GIVEN PROBLEM:
Repeat each entry as written and leave the images out of the copy.

----- DATASET RECORDS

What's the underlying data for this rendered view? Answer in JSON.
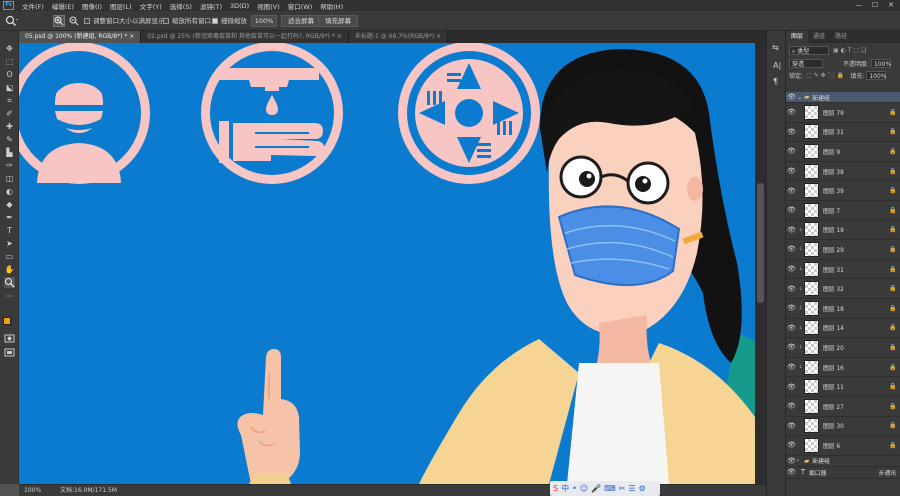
{
  "menubar": {
    "logo": "Ps",
    "items": [
      "文件(F)",
      "编辑(E)",
      "图像(I)",
      "图层(L)",
      "文字(Y)",
      "选择(S)",
      "滤镜(T)",
      "3D(D)",
      "视图(V)",
      "窗口(W)",
      "帮助(H)"
    ],
    "minimize": "—",
    "maximize": "☐",
    "close": "✕"
  },
  "options": {
    "tool_icon": "zoom-icon",
    "resize_label": "调整窗口大小以满屏显示",
    "zoom_all_label": "缩放所有窗口",
    "scrubby_label": "细微缩放",
    "zoom_value": "100%",
    "fit_screen": "适合屏幕",
    "fill_screen": "填充屏幕"
  },
  "tabs": [
    {
      "label": "05.psd @ 100% (新建组, RGB/8*) *",
      "active": true
    },
    {
      "label": "02.psd @ 25% (新冠病毒疫苗和 其他疫苗可以一起打吗?, RGB/8*) *",
      "active": false
    },
    {
      "label": "未标题-1 @ 66.7%(RGB/8*)",
      "active": false
    }
  ],
  "tab_close": "×",
  "tools": [
    "✥",
    "⬚",
    "ʘ",
    "⬕",
    "⌗",
    "✐",
    "✚",
    "✎",
    "▙",
    "✑",
    "◫",
    "◐",
    "◆",
    "✒",
    "T",
    "➤",
    "▭",
    "✋",
    "🔍",
    "···"
  ],
  "colors": {
    "foreground": "#f2a114",
    "background": "#ffffff",
    "canvas_bg": "#0b7bd0",
    "pink": "#f7c6c4"
  },
  "status": {
    "zoom": "100%",
    "doc": "文档:16.0M/171.5M"
  },
  "layers_panel": {
    "tabs": [
      "图层",
      "通道",
      "路径"
    ],
    "filter_label": "类型",
    "blend_mode": "穿透",
    "opacity_label": "不透明度:",
    "opacity_value": "100%",
    "lock_label": "锁定:",
    "fill_label": "填充:",
    "fill_value": "100%",
    "group_name": "新建组",
    "layers": [
      {
        "name": "图层 79",
        "clip": false
      },
      {
        "name": "图层 31",
        "clip": false
      },
      {
        "name": "图层 9",
        "clip": false
      },
      {
        "name": "图层 38",
        "clip": false
      },
      {
        "name": "图层 39",
        "clip": false
      },
      {
        "name": "图层 7",
        "clip": false
      },
      {
        "name": "图层 19",
        "clip": true
      },
      {
        "name": "图层 29",
        "clip": true
      },
      {
        "name": "图层 31",
        "clip": true
      },
      {
        "name": "图层 32",
        "clip": true
      },
      {
        "name": "图层 18",
        "clip": true
      },
      {
        "name": "图层 14",
        "clip": true
      },
      {
        "name": "图层 20",
        "clip": true
      },
      {
        "name": "图层 16",
        "clip": true
      },
      {
        "name": "图层 11",
        "clip": false
      },
      {
        "name": "图层 27",
        "clip": false
      },
      {
        "name": "图层 30",
        "clip": false
      },
      {
        "name": "图层 6",
        "clip": false
      }
    ],
    "group2_name": "新建组",
    "bottom_layer": "截口器",
    "bottom_layer_extra": "步通讯"
  },
  "taskbar_icons": [
    "S",
    "中",
    "•",
    "☺",
    "🎤",
    "⌨",
    "✂",
    "☰",
    "⚙"
  ]
}
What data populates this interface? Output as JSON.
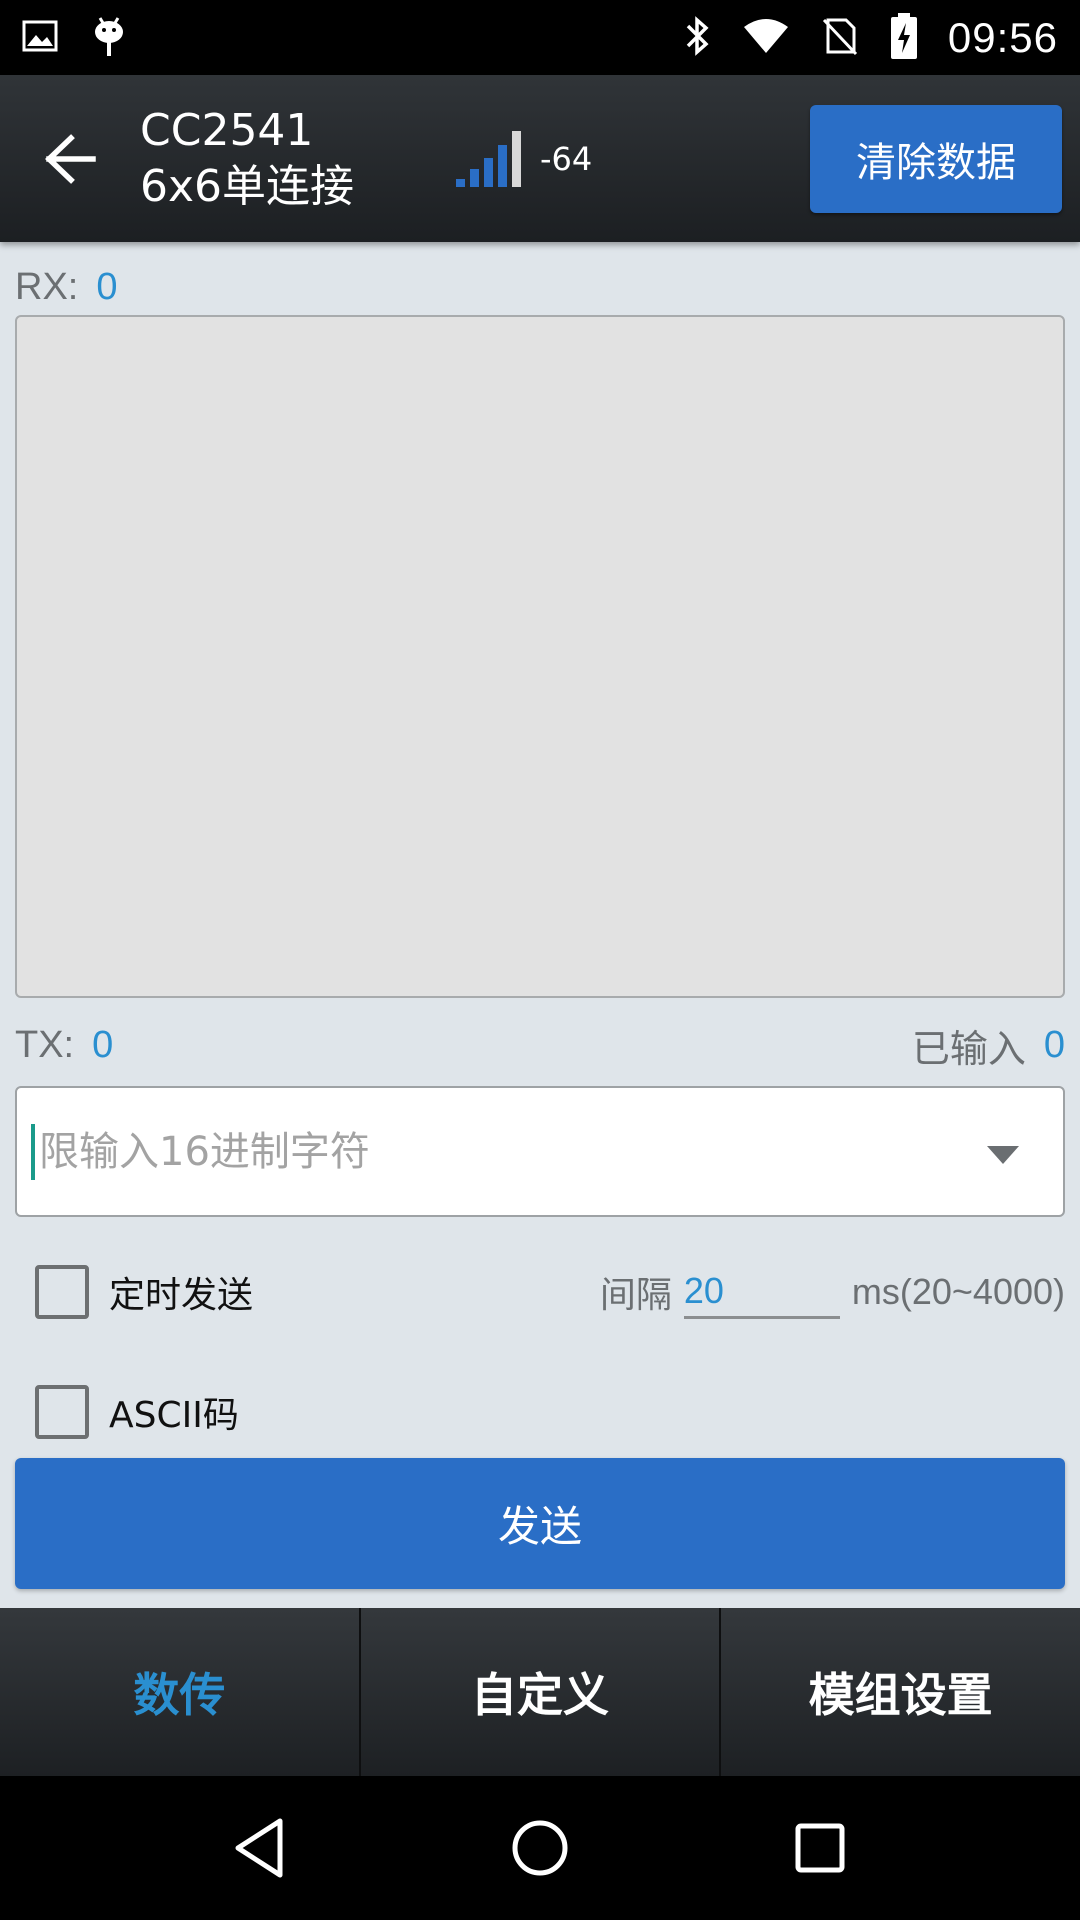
{
  "status_bar": {
    "time": "09:56",
    "icons_left": [
      "image-icon",
      "android-debug-icon"
    ],
    "icons_right": [
      "bluetooth-icon",
      "wifi-icon",
      "no-sim-icon",
      "battery-charging-icon"
    ]
  },
  "header": {
    "device_name": "CC2541",
    "device_subtitle": "6x6单连接",
    "rssi": "-64",
    "clear_button": "清除数据"
  },
  "rx": {
    "label": "RX:",
    "count": "0"
  },
  "tx": {
    "label": "TX:",
    "count": "0",
    "entered_label": "已输入",
    "entered_count": "0"
  },
  "input": {
    "placeholder": "限输入16进制字符",
    "value": ""
  },
  "timer": {
    "label": "定时发送",
    "checked": false,
    "interval_label": "间隔",
    "interval_value": "20",
    "unit": "ms(20~4000)"
  },
  "ascii": {
    "label": "ASCII码",
    "checked": false
  },
  "send_button": "发送",
  "tabs": [
    {
      "label": "数传",
      "active": true
    },
    {
      "label": "自定义",
      "active": false
    },
    {
      "label": "模组设置",
      "active": false
    }
  ],
  "colors": {
    "accent": "#2a6ec6",
    "value_blue": "#2a8fd0",
    "background": "#dfe5ea"
  }
}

----------

SOLUTION:
What's the underlying data for this rendered view? Answer in JSON.
{
  "menubar": {
    "logo": "Ps",
    "items": [
      "文件(F)",
      "编辑(E)",
      "图像(I)",
      "图层(L)",
      "文字(Y)",
      "选择(S)",
      "滤镜(T)",
      "3D(D)",
      "视图(V)",
      "窗口(W)",
      "帮助(H)"
    ],
    "minimize": "—",
    "maximize": "☐",
    "close": "✕"
  },
  "options": {
    "tool_icon": "zoom-icon",
    "resize_label": "调整窗口大小以满屏显示",
    "zoom_all_label": "缩放所有窗口",
    "scrubby_label": "细微缩放",
    "zoom_value": "100%",
    "fit_screen": "适合屏幕",
    "fill_screen": "填充屏幕"
  },
  "tabs": [
    {
      "label": "05.psd @ 100% (新建组, RGB/8*) *",
      "active": true
    },
    {
      "label": "02.psd @ 25% (新冠病毒疫苗和 其他疫苗可以一起打吗?, RGB/8*) *",
      "active": false
    },
    {
      "label": "未标题-1 @ 66.7%(RGB/8*)",
      "active": false
    }
  ],
  "tab_close": "×",
  "tools": [
    "✥",
    "⬚",
    "ʘ",
    "⬕",
    "⌗",
    "✐",
    "✚",
    "✎",
    "▙",
    "✑",
    "◫",
    "◐",
    "◆",
    "✒",
    "T",
    "➤",
    "▭",
    "✋",
    "🔍",
    "···"
  ],
  "colors": {
    "foreground": "#f2a114",
    "background": "#ffffff",
    "canvas_bg": "#0b7bd0",
    "pink": "#f7c6c4"
  },
  "status": {
    "zoom": "100%",
    "doc": "文档:16.0M/171.5M"
  },
  "layers_panel": {
    "tabs": [
      "图层",
      "通道",
      "路径"
    ],
    "filter_label": "类型",
    "blend_mode": "穿透",
    "opacity_label": "不透明度:",
    "opacity_value": "100%",
    "lock_label": "锁定:",
    "fill_label": "填充:",
    "fill_value": "100%",
    "group_name": "新建组",
    "layers": [
      {
        "name": "图层 79",
        "clip": false
      },
      {
        "name": "图层 31",
        "clip": false
      },
      {
        "name": "图层 9",
        "clip": false
      },
      {
        "name": "图层 38",
        "clip": false
      },
      {
        "name": "图层 39",
        "clip": false
      },
      {
        "name": "图层 7",
        "clip": false
      },
      {
        "name": "图层 19",
        "clip": true
      },
      {
        "name": "图层 29",
        "clip": true
      },
      {
        "name": "图层 31",
        "clip": true
      },
      {
        "name": "图层 32",
        "clip": true
      },
      {
        "name": "图层 18",
        "clip": true
      },
      {
        "name": "图层 14",
        "clip": true
      },
      {
        "name": "图层 20",
        "clip": true
      },
      {
        "name": "图层 16",
        "clip": true
      },
      {
        "name": "图层 11",
        "clip": false
      },
      {
        "name": "图层 27",
        "clip": false
      },
      {
        "name": "图层 30",
        "clip": false
      },
      {
        "name": "图层 6",
        "clip": false
      }
    ],
    "group2_name": "新建组",
    "bottom_layer": "截口器",
    "bottom_layer_extra": "步通讯"
  },
  "taskbar_icons": [
    "S",
    "中",
    "•",
    "☺",
    "🎤",
    "⌨",
    "✂",
    "☰",
    "⚙"
  ]
}
What data populates this interface? Output as JSON.
{
  "status_bar": {
    "time": "09:56",
    "icons_left": [
      "image-icon",
      "android-debug-icon"
    ],
    "icons_right": [
      "bluetooth-icon",
      "wifi-icon",
      "no-sim-icon",
      "battery-charging-icon"
    ]
  },
  "header": {
    "device_name": "CC2541",
    "device_subtitle": "6x6单连接",
    "rssi": "-64",
    "clear_button": "清除数据"
  },
  "rx": {
    "label": "RX:",
    "count": "0"
  },
  "tx": {
    "label": "TX:",
    "count": "0",
    "entered_label": "已输入",
    "entered_count": "0"
  },
  "input": {
    "placeholder": "限输入16进制字符",
    "value": ""
  },
  "timer": {
    "label": "定时发送",
    "checked": false,
    "interval_label": "间隔",
    "interval_value": "20",
    "unit": "ms(20~4000)"
  },
  "ascii": {
    "label": "ASCII码",
    "checked": false
  },
  "send_button": "发送",
  "tabs": [
    {
      "label": "数传",
      "active": true
    },
    {
      "label": "自定义",
      "active": false
    },
    {
      "label": "模组设置",
      "active": false
    }
  ],
  "colors": {
    "accent": "#2a6ec6",
    "value_blue": "#2a8fd0",
    "background": "#dfe5ea"
  }
}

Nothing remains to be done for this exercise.